Count lines, not occurrences: give the number of lines holding the word "with", and nothing besides.

### Dataset records
---

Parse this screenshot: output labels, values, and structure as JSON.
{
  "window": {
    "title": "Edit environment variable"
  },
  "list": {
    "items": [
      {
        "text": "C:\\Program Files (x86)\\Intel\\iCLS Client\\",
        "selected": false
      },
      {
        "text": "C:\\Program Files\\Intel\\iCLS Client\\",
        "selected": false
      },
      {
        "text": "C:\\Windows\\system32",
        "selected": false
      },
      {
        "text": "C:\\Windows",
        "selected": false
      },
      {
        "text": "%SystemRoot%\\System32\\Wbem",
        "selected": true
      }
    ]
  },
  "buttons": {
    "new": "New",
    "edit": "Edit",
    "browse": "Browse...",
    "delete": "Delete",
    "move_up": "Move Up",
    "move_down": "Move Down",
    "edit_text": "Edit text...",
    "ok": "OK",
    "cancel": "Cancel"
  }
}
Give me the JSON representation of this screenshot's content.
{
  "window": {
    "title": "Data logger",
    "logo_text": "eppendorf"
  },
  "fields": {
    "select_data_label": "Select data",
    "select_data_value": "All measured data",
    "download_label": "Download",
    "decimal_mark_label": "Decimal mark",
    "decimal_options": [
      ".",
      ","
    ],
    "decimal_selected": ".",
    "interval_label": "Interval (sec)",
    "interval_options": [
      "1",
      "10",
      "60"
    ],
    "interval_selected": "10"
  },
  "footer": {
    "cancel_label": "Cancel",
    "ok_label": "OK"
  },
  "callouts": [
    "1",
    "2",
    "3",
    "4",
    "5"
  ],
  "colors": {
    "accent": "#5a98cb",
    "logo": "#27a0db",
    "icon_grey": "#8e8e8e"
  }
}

---

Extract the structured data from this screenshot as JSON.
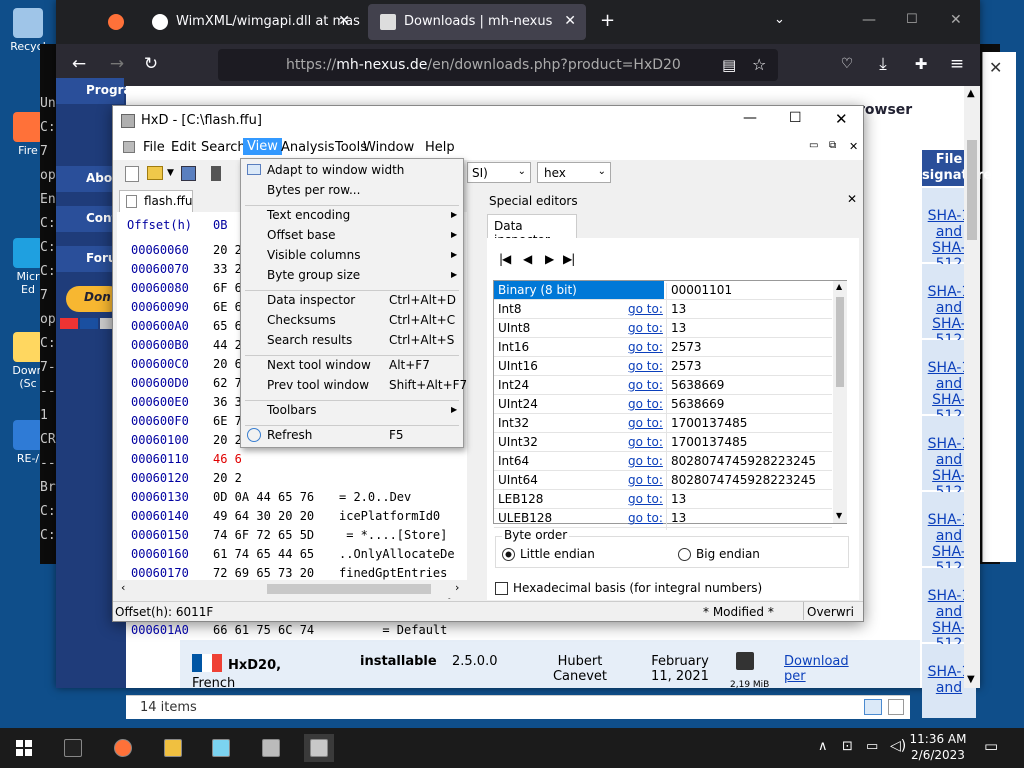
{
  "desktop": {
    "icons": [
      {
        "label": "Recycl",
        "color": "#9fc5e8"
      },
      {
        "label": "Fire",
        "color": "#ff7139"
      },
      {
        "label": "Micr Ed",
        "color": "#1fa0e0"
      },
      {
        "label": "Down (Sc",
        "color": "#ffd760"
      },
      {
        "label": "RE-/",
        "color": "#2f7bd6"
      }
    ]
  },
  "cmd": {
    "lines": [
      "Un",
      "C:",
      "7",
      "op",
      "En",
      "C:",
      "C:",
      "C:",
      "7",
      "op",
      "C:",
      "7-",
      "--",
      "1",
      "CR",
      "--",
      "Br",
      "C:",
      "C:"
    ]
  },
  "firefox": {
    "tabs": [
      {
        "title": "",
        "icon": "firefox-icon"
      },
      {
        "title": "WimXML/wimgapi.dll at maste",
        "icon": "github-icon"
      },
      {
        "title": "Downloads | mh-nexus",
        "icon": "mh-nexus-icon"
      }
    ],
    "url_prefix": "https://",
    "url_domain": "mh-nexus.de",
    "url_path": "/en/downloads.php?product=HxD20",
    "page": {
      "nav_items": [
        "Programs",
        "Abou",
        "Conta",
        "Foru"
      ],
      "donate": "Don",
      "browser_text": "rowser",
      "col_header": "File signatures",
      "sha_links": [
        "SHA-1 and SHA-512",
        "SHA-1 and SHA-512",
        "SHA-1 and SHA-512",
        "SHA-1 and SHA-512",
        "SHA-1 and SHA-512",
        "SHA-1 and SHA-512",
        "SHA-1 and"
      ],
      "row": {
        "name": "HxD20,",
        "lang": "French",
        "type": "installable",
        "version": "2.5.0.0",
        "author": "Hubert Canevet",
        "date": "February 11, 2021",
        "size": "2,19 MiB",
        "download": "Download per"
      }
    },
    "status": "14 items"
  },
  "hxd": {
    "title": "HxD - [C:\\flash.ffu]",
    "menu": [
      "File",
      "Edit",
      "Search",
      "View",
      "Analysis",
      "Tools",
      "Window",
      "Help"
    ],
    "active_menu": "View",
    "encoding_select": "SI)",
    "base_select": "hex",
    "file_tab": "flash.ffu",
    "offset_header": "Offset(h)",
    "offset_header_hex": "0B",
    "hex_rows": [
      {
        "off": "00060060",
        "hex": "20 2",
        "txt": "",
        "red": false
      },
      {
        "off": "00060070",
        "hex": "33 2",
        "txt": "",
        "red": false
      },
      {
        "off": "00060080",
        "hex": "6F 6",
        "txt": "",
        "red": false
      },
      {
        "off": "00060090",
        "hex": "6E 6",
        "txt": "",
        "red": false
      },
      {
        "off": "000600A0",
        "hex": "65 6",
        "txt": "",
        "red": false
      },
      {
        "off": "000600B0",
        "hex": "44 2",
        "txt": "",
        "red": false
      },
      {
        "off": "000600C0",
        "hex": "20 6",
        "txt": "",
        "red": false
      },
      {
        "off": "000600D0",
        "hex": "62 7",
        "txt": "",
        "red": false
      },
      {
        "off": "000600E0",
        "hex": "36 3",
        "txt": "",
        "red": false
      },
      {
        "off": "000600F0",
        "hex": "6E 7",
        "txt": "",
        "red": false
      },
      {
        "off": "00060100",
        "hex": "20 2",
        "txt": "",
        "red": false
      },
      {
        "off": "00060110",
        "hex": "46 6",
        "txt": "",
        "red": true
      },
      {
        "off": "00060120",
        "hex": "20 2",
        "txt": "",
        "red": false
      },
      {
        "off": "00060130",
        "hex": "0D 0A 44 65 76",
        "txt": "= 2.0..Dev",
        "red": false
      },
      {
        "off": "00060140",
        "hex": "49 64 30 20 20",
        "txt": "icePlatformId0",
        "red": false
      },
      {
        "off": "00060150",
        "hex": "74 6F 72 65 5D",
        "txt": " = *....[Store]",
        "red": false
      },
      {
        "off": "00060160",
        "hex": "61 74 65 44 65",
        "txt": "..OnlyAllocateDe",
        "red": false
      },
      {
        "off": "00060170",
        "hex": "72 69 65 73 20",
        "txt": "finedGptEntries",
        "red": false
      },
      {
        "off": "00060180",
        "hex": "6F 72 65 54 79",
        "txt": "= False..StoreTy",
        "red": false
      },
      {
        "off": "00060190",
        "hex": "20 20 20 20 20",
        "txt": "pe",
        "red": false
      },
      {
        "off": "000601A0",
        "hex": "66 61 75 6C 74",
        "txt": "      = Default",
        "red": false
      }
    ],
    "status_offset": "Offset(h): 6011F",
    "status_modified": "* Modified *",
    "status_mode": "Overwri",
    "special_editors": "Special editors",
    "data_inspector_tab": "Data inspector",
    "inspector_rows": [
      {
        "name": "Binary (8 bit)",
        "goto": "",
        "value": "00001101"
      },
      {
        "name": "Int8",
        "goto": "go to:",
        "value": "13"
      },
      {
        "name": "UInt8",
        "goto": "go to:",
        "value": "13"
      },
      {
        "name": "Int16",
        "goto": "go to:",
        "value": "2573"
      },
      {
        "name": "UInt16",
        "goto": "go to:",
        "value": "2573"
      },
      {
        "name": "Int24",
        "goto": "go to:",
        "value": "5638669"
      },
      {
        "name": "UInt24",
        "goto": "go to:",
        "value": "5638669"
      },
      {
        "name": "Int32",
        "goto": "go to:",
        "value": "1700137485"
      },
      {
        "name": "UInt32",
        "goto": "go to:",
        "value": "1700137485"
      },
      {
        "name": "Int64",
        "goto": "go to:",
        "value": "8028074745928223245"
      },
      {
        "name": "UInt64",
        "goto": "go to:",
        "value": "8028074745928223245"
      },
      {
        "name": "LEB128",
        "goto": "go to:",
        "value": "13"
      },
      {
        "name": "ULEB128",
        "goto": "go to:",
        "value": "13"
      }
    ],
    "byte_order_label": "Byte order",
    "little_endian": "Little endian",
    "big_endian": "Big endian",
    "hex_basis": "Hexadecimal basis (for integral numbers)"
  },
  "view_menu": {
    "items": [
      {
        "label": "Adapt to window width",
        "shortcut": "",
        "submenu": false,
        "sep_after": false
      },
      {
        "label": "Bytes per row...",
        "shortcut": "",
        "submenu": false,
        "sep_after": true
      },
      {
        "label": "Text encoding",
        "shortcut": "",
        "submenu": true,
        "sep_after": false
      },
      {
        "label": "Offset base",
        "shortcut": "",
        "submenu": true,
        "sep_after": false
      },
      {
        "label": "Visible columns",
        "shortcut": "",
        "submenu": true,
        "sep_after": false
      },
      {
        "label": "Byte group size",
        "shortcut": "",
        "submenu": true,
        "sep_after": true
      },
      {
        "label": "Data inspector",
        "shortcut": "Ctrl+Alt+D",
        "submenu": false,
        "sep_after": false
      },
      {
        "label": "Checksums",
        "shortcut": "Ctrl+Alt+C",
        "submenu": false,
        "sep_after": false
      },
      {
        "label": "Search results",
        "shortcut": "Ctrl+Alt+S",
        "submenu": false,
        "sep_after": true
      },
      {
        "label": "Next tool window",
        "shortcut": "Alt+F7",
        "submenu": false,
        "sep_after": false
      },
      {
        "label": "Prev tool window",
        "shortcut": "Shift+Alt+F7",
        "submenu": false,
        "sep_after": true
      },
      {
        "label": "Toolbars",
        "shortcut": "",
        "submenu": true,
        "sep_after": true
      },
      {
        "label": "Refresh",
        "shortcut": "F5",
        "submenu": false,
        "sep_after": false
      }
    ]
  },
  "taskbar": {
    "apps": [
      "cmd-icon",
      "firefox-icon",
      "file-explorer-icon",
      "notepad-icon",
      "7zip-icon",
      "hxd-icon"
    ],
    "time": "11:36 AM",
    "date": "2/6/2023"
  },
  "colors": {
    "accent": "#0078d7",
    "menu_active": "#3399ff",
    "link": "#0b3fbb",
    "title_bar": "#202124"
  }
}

---

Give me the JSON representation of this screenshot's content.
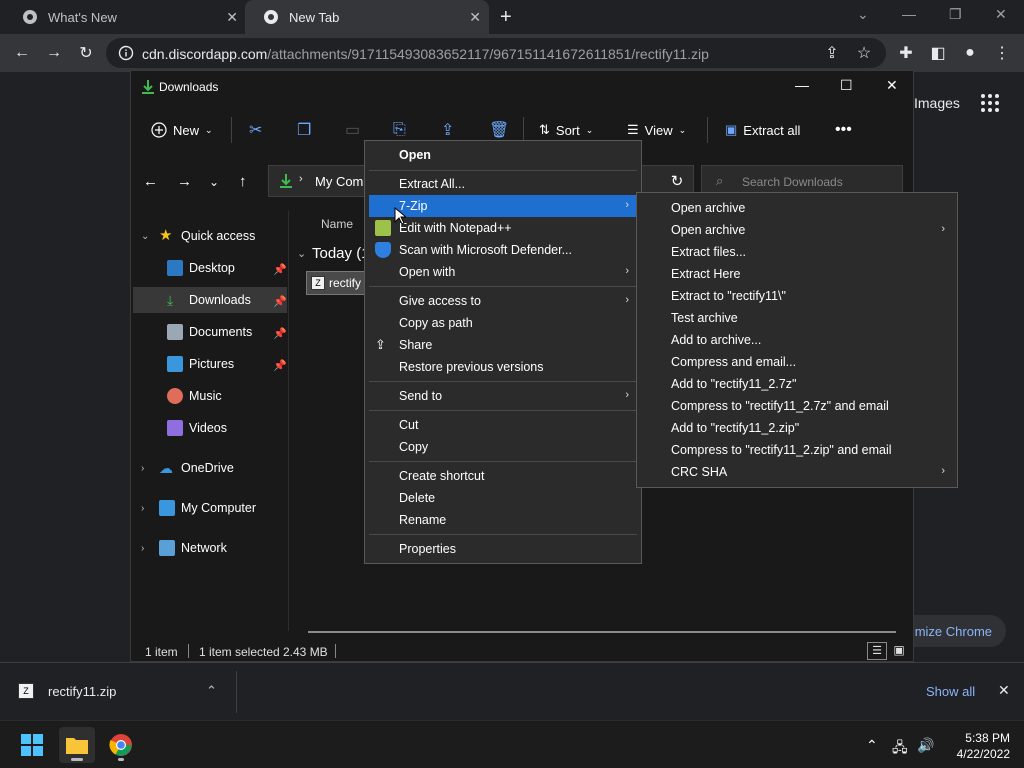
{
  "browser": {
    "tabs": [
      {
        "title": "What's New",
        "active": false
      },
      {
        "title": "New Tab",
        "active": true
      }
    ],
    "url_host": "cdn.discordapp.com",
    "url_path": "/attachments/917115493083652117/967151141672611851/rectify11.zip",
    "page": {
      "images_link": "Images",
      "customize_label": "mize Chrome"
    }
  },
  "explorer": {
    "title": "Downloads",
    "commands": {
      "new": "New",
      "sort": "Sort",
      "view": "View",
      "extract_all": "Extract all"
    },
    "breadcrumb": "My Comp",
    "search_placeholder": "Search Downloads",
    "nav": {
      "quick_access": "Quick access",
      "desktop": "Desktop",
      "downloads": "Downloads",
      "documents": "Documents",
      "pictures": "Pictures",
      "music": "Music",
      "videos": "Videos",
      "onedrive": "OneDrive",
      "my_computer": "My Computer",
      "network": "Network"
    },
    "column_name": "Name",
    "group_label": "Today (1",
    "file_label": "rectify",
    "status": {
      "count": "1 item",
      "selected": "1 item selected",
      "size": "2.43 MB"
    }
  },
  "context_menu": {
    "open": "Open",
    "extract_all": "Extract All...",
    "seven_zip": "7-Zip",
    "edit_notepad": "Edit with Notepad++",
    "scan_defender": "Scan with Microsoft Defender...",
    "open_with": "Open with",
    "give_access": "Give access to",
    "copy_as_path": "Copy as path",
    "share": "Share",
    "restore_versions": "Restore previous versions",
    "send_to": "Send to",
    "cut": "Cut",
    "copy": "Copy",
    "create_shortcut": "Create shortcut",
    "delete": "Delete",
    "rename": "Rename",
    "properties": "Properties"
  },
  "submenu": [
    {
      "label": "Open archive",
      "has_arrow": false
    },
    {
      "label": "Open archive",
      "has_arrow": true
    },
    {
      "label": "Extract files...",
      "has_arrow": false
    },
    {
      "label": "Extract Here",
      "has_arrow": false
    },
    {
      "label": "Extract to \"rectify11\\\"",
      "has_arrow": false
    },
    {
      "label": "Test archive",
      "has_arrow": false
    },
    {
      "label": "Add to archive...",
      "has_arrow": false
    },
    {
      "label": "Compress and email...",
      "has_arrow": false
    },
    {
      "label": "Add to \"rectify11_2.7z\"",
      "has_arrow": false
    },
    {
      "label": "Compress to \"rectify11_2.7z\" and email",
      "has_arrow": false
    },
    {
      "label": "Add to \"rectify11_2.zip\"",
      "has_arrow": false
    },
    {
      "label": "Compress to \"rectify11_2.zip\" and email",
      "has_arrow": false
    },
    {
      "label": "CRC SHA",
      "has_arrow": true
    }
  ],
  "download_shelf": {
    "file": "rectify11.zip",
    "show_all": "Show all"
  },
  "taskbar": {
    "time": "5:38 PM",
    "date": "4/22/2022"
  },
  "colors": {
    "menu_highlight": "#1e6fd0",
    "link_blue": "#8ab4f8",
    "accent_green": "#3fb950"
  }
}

---

### Final result
3